BEGIN Entries
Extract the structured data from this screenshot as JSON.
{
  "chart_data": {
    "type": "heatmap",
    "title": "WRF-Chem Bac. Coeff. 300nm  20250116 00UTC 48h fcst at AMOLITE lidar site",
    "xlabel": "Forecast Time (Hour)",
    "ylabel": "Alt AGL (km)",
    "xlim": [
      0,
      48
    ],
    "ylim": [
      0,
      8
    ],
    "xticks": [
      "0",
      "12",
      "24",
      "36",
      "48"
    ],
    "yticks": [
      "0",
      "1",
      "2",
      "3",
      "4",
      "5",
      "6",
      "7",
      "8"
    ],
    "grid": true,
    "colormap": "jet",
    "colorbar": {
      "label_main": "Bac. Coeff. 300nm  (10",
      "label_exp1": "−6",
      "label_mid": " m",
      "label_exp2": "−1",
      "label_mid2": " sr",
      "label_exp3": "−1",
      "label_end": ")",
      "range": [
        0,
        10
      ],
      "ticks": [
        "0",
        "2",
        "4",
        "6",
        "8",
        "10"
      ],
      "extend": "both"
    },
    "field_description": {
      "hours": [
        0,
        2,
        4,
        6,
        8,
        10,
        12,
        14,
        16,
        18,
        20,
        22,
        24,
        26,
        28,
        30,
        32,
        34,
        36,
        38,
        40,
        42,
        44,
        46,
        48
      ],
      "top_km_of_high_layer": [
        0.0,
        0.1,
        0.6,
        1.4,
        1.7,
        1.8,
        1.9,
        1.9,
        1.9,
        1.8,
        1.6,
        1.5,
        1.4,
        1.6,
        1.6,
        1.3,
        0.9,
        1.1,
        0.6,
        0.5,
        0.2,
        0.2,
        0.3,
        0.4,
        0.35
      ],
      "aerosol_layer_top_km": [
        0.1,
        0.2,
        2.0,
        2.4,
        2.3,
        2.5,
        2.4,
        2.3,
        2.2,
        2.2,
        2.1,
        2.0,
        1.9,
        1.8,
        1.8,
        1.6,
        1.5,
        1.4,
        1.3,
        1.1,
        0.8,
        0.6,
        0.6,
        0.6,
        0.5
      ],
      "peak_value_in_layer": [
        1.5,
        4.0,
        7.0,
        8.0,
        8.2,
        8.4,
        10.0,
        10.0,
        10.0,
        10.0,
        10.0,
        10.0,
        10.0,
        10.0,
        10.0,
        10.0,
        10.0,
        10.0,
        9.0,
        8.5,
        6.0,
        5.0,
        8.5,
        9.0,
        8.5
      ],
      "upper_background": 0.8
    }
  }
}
END Entries
Required task
Look above for lines with the word "Coeff" and copy them all.

Correct result
    "title": "WRF-Chem Bac. Coeff. 300nm  20250116 00UTC 48h fcst at AMOLITE lidar site",
      "label_main": "Bac. Coeff. 300nm  (10",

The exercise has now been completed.